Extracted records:
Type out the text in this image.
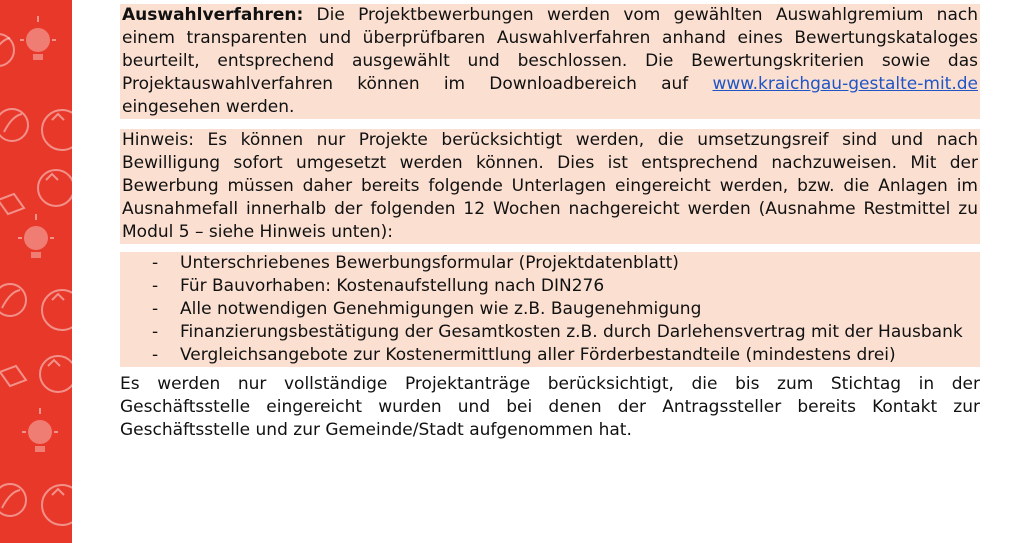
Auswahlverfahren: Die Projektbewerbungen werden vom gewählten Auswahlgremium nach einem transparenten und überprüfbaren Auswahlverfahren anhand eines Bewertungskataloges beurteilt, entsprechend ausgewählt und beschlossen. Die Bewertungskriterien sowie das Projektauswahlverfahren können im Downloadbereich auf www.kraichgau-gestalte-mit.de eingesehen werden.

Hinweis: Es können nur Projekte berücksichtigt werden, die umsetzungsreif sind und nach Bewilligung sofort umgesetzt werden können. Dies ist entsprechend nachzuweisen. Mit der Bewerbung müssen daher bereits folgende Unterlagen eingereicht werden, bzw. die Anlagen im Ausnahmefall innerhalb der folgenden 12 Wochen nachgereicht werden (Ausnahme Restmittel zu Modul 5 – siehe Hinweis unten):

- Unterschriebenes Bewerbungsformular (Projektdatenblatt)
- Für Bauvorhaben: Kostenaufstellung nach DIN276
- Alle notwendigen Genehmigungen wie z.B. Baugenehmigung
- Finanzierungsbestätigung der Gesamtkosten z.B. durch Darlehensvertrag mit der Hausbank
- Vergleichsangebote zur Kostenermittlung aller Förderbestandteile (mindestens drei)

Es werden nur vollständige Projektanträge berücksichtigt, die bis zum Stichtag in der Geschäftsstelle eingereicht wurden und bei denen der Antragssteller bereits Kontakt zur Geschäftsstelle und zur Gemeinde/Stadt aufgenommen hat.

> [WHAT IS REQUIRED]
Please hand back every entry above exactly, with no images in the copy.

> [REPLY]
Type out the text in this image.
Auswahlverfahren: Die Projektbewerbungen werden vom gewählten Auswahlgremium nach einem transparenten und überprüfbaren Auswahlverfahren anhand eines Bewertungskataloges beurteilt, entsprechend ausgewählt und beschlossen. Die Bewertungskriterien sowie das Projektauswahlverfahren können im Downloadbereich auf www.kraichgau-gestalte-mit.de eingesehen werden.

Hinweis: Es können nur Projekte berücksichtigt werden, die umsetzungsreif sind und nach Bewilligung sofort umgesetzt werden können. Dies ist entsprechend nachzuweisen. Mit der Bewerbung müssen daher bereits folgende Unterlagen eingereicht werden, bzw. die Anlagen im Ausnahmefall innerhalb der folgenden 12 Wochen nachgereicht werden (Ausnahme Restmittel zu Modul 5 – siehe Hinweis unten):

- Unterschriebenes Bewerbungsformular (Projektdatenblatt)
- Für Bauvorhaben: Kostenaufstellung nach DIN276
- Alle notwendigen Genehmigungen wie z.B. Baugenehmigung
- Finanzierungsbestätigung der Gesamtkosten z.B. durch Darlehensvertrag mit der Hausbank
- Vergleichsangebote zur Kostenermittlung aller Förderbestandteile (mindestens drei)

Es werden nur vollständige Projektanträge berücksichtigt, die bis zum Stichtag in der Geschäftsstelle eingereicht wurden und bei denen der Antragssteller bereits Kontakt zur Geschäftsstelle und zur Gemeinde/Stadt aufgenommen hat.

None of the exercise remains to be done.